>> start Material shown

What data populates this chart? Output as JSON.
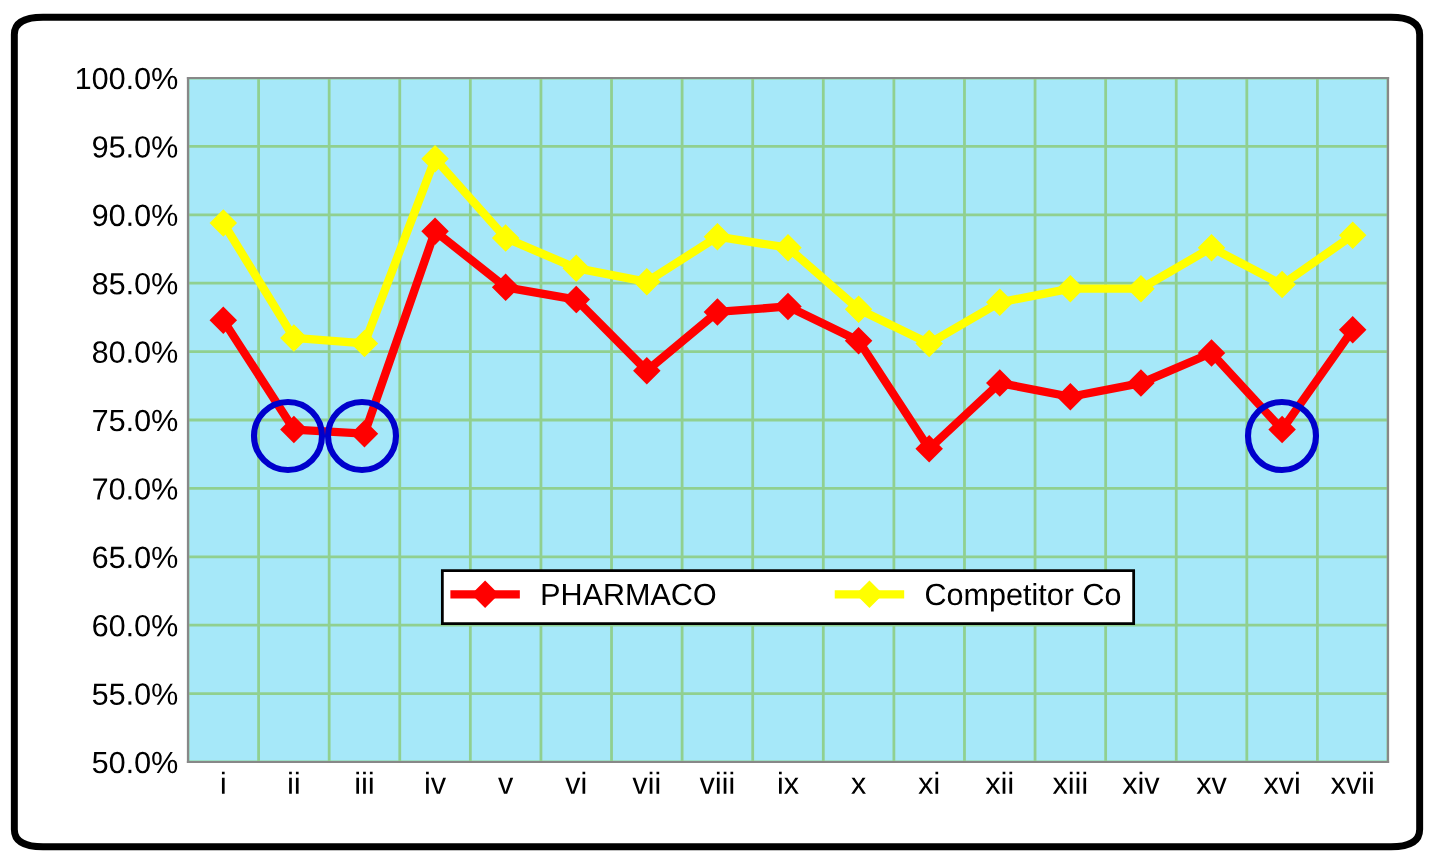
{
  "chart_data": {
    "type": "line",
    "categories": [
      "i",
      "ii",
      "iii",
      "iv",
      "v",
      "vi",
      "vii",
      "viii",
      "ix",
      "x",
      "xi",
      "xii",
      "xiii",
      "xiv",
      "xv",
      "xvi",
      "xvii"
    ],
    "series": [
      {
        "name": "PHARMACO",
        "color": "#ff0000",
        "values": [
          82.3,
          74.3,
          74.0,
          88.8,
          84.7,
          83.8,
          78.6,
          82.9,
          83.3,
          80.8,
          72.9,
          77.7,
          76.7,
          77.7,
          79.9,
          74.3,
          81.6
        ]
      },
      {
        "name": "Competitor Co",
        "color": "#ffff00",
        "values": [
          89.4,
          81.0,
          80.6,
          94.1,
          88.3,
          86.1,
          85.1,
          88.4,
          87.6,
          83.1,
          80.6,
          83.6,
          84.6,
          84.6,
          87.6,
          84.9,
          88.5
        ]
      }
    ],
    "ylim": [
      50,
      100
    ],
    "yticks": [
      {
        "value": 50,
        "label": "50.0%"
      },
      {
        "value": 55,
        "label": "55.0%"
      },
      {
        "value": 60,
        "label": "60.0%"
      },
      {
        "value": 65,
        "label": "65.0%"
      },
      {
        "value": 70,
        "label": "70.0%"
      },
      {
        "value": 75,
        "label": "75.0%"
      },
      {
        "value": 80,
        "label": "80.0%"
      },
      {
        "value": 85,
        "label": "85.0%"
      },
      {
        "value": 90,
        "label": "90.0%"
      },
      {
        "value": 95,
        "label": "95.0%"
      },
      {
        "value": 100,
        "label": "100.0%"
      }
    ],
    "grid": true,
    "legend": "bottom",
    "marker": "diamond",
    "line_style": "solid"
  }
}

>> end Material shown

• What you need to do: Copy all the records above exactly, but leave out the pictures.

• Worked solution:
What data populates this chart? Output as JSON.
{
  "chart_data": {
    "type": "line",
    "categories": [
      "i",
      "ii",
      "iii",
      "iv",
      "v",
      "vi",
      "vii",
      "viii",
      "ix",
      "x",
      "xi",
      "xii",
      "xiii",
      "xiv",
      "xv",
      "xvi",
      "xvii"
    ],
    "series": [
      {
        "name": "PHARMACO",
        "color": "#ff0000",
        "values": [
          82.3,
          74.3,
          74.0,
          88.8,
          84.7,
          83.8,
          78.6,
          82.9,
          83.3,
          80.8,
          72.9,
          77.7,
          76.7,
          77.7,
          79.9,
          74.3,
          81.6
        ]
      },
      {
        "name": "Competitor Co",
        "color": "#ffff00",
        "values": [
          89.4,
          81.0,
          80.6,
          94.1,
          88.3,
          86.1,
          85.1,
          88.4,
          87.6,
          83.1,
          80.6,
          83.6,
          84.6,
          84.6,
          87.6,
          84.9,
          88.5
        ]
      }
    ],
    "ylim": [
      50,
      100
    ],
    "yticks": [
      {
        "value": 50,
        "label": "50.0%"
      },
      {
        "value": 55,
        "label": "55.0%"
      },
      {
        "value": 60,
        "label": "60.0%"
      },
      {
        "value": 65,
        "label": "65.0%"
      },
      {
        "value": 70,
        "label": "70.0%"
      },
      {
        "value": 75,
        "label": "75.0%"
      },
      {
        "value": 80,
        "label": "80.0%"
      },
      {
        "value": 85,
        "label": "85.0%"
      },
      {
        "value": 90,
        "label": "90.0%"
      },
      {
        "value": 95,
        "label": "95.0%"
      },
      {
        "value": 100,
        "label": "100.0%"
      }
    ],
    "grid": true,
    "legend": "bottom",
    "marker": "diamond",
    "line_style": "solid"
  }
}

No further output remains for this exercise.